> **MATERIALS PROVIDED**
☆ ☆ ☆ ☆ ☆ ☆ ☆

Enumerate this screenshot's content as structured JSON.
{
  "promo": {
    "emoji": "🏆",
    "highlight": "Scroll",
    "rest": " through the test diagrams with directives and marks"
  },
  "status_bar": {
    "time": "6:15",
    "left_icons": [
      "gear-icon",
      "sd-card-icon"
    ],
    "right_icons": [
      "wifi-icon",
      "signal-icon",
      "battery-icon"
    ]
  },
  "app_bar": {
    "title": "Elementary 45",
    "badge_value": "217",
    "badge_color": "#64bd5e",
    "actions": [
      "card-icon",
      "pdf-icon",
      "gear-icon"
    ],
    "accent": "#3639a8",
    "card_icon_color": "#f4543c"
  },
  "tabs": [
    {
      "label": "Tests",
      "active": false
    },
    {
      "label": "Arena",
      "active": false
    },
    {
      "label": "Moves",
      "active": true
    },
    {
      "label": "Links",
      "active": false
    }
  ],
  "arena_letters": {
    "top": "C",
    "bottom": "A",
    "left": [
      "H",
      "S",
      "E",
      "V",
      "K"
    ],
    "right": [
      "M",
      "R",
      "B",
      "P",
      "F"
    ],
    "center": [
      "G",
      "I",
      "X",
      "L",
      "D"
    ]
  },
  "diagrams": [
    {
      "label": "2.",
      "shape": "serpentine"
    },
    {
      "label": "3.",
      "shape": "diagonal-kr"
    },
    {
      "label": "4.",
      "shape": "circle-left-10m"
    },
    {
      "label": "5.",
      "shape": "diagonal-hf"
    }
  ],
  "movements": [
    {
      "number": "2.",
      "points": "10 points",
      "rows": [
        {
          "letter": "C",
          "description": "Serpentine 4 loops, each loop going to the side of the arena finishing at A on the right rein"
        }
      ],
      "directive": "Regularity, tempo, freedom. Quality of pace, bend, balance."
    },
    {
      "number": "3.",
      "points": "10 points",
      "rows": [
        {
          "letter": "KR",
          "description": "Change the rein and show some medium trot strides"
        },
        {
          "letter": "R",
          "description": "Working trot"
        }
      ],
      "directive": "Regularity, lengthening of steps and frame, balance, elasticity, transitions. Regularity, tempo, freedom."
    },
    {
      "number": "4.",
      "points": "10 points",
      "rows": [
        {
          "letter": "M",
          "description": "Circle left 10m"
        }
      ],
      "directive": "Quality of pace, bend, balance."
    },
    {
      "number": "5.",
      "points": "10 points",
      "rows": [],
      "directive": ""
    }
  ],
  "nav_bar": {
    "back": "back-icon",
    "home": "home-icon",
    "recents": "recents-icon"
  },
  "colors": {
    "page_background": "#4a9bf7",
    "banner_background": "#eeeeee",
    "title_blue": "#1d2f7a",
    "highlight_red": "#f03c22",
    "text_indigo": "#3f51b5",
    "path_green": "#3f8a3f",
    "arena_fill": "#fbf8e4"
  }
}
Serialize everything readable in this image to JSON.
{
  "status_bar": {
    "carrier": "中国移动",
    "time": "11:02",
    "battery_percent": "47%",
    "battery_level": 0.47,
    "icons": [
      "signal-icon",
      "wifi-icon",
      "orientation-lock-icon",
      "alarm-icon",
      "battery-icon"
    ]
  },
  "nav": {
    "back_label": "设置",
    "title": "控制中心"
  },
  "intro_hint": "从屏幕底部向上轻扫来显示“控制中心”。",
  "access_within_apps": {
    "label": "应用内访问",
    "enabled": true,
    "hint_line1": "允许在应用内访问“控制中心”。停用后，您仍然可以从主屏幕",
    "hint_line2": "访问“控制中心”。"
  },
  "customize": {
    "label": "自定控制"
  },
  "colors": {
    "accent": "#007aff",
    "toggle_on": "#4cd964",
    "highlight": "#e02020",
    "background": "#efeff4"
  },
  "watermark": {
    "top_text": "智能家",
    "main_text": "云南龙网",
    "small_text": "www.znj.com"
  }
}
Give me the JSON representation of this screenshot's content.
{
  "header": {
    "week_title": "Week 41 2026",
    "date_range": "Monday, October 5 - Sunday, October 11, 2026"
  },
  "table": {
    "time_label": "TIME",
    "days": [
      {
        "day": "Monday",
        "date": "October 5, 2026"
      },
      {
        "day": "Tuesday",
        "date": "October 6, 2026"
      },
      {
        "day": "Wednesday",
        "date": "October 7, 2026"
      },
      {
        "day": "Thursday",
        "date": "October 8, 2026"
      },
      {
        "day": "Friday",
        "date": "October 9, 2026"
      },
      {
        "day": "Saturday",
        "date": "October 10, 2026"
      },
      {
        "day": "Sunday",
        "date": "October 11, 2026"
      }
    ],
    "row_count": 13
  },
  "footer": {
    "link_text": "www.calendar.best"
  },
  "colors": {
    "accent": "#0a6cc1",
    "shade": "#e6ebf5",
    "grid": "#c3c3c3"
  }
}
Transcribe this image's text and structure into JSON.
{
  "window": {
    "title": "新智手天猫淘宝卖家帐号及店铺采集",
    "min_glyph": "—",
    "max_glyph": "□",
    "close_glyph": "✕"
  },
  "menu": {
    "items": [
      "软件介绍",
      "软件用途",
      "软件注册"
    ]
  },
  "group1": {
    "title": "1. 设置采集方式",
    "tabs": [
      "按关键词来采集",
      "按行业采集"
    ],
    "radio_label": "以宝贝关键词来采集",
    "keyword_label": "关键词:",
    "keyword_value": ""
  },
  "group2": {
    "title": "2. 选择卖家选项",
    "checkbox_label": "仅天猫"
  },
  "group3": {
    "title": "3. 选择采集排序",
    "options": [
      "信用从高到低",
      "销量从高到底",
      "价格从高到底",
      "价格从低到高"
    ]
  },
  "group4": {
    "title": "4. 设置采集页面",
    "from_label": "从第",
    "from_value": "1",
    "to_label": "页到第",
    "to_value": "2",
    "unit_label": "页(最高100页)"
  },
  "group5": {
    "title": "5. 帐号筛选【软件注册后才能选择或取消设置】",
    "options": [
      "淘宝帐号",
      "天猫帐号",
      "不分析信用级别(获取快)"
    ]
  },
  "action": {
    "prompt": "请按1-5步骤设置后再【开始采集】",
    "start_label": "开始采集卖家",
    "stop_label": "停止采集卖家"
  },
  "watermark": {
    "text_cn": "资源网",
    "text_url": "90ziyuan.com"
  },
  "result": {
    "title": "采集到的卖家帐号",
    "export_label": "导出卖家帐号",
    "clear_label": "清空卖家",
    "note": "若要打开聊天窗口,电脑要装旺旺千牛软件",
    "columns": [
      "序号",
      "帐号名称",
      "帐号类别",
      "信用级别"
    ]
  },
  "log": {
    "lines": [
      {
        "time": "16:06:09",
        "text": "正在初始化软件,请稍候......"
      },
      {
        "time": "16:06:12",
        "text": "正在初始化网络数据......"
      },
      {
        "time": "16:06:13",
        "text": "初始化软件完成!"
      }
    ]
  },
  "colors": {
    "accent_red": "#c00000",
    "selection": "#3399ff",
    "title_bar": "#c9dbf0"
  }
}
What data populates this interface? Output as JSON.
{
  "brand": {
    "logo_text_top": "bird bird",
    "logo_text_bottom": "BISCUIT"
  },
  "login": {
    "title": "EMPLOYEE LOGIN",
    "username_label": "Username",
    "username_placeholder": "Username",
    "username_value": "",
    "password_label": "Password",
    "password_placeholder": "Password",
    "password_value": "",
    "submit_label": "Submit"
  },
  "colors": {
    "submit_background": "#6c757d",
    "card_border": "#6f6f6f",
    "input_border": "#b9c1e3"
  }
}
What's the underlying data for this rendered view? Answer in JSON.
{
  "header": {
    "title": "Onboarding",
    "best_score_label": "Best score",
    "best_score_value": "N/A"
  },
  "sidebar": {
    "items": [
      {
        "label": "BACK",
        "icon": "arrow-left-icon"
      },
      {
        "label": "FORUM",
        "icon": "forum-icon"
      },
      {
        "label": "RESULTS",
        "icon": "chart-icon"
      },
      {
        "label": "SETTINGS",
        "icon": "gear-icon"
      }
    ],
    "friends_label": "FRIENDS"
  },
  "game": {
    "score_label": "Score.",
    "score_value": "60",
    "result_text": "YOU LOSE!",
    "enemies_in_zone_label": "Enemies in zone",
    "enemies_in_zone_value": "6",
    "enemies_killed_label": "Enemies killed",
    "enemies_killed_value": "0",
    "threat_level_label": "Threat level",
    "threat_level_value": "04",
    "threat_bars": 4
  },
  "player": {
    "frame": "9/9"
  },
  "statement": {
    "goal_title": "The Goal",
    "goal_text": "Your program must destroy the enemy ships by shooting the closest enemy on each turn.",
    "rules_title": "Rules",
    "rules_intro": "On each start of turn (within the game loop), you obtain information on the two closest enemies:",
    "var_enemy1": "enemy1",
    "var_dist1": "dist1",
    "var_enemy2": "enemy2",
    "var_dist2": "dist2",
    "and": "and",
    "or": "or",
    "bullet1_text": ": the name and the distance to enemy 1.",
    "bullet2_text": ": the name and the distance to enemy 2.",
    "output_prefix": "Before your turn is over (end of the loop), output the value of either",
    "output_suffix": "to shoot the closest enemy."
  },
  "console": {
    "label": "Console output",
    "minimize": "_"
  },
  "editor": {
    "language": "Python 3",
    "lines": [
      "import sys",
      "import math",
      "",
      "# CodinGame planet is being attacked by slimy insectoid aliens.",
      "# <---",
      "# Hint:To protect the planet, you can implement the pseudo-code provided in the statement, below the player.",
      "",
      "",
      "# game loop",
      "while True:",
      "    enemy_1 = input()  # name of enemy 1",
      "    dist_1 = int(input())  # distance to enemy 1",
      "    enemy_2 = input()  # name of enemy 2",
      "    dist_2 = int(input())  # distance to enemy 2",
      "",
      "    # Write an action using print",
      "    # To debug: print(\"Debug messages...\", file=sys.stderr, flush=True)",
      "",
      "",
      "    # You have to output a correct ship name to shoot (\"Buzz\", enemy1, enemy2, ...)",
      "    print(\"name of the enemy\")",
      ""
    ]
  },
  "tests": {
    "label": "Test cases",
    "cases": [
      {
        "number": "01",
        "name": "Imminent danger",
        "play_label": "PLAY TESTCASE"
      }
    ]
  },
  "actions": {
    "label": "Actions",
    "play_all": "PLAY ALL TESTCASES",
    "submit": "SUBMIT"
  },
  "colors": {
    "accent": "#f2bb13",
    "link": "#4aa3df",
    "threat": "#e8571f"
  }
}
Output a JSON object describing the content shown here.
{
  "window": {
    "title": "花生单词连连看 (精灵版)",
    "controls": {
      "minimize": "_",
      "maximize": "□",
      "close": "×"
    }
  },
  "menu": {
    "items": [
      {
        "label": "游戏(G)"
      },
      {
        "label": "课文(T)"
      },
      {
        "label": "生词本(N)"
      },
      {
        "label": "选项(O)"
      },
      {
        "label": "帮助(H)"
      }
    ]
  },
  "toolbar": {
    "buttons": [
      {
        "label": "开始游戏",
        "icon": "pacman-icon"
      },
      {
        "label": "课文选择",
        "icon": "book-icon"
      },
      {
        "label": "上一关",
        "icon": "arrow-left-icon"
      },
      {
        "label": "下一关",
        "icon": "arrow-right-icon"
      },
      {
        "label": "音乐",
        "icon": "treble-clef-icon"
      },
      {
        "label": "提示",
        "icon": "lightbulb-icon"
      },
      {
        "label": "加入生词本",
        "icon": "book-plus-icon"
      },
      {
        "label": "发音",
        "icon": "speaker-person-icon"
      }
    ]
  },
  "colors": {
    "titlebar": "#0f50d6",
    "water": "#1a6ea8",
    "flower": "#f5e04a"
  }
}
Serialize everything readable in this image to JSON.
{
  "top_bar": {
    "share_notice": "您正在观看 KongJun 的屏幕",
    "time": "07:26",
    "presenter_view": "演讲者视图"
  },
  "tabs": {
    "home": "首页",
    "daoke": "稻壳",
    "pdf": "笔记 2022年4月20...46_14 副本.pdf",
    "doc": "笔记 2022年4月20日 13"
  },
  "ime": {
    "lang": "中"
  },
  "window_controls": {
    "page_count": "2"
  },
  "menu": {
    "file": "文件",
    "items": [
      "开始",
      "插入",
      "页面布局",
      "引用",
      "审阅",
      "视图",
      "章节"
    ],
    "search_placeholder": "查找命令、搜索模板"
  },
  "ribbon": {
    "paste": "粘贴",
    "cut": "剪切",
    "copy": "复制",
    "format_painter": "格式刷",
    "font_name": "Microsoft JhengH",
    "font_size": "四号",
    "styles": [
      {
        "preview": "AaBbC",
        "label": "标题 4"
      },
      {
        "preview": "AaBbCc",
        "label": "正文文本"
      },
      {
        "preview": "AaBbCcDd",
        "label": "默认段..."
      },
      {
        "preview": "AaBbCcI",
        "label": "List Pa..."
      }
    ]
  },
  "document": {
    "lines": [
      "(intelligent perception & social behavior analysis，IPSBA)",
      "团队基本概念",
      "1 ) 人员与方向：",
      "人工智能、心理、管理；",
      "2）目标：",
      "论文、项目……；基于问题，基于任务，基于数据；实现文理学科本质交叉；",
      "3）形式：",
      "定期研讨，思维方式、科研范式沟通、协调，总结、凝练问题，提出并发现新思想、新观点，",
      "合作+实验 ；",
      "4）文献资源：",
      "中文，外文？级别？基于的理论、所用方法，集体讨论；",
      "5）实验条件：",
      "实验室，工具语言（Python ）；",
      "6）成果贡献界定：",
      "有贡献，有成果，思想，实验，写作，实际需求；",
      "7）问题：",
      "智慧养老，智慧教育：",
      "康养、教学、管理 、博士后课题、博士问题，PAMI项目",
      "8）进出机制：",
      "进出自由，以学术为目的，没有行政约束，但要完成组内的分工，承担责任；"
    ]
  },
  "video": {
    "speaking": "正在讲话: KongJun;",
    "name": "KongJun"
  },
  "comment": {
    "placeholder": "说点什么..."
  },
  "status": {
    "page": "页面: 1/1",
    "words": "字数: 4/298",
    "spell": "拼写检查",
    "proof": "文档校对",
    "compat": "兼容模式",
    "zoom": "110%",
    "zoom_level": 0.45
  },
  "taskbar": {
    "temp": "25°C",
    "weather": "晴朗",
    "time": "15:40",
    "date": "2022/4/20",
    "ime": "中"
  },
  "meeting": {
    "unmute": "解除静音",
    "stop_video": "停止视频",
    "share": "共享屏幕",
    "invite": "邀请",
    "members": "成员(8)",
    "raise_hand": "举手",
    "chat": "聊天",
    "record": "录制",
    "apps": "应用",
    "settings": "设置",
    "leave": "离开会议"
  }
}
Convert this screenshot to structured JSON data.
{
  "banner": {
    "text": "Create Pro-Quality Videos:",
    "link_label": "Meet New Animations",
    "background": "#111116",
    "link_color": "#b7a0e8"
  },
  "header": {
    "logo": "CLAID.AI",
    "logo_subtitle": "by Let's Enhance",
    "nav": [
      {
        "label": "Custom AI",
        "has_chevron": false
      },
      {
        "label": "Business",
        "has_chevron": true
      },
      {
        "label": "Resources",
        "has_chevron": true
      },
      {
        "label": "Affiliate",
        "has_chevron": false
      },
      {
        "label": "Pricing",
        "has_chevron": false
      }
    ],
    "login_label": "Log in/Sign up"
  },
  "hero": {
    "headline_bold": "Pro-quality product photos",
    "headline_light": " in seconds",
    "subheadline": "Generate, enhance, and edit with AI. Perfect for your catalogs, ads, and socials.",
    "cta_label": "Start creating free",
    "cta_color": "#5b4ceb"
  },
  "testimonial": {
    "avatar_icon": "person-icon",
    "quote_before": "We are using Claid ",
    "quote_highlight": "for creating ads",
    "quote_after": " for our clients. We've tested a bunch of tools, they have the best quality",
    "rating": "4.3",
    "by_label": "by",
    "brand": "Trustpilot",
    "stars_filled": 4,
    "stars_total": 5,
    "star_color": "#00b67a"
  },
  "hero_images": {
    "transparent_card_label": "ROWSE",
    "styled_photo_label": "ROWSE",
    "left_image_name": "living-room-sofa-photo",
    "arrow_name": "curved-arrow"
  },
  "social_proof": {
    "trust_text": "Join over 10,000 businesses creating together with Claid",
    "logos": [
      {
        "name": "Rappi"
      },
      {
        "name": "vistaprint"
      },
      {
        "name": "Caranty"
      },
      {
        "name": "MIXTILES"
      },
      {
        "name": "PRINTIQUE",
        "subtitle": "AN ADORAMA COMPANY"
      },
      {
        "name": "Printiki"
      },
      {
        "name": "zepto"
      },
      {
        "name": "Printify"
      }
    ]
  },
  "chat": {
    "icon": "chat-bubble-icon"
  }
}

☆ ☆ ☆ ☆ ☆ ☆ ☆

> **DO THIS**
List all lines above in which the string "pace" appears.

> **RESPONSE FOR THIS EXERCISE**
      "directive": "Regularity, tempo, freedom. Quality of pace, bend, balance."
      "directive": "Quality of pace, bend, balance."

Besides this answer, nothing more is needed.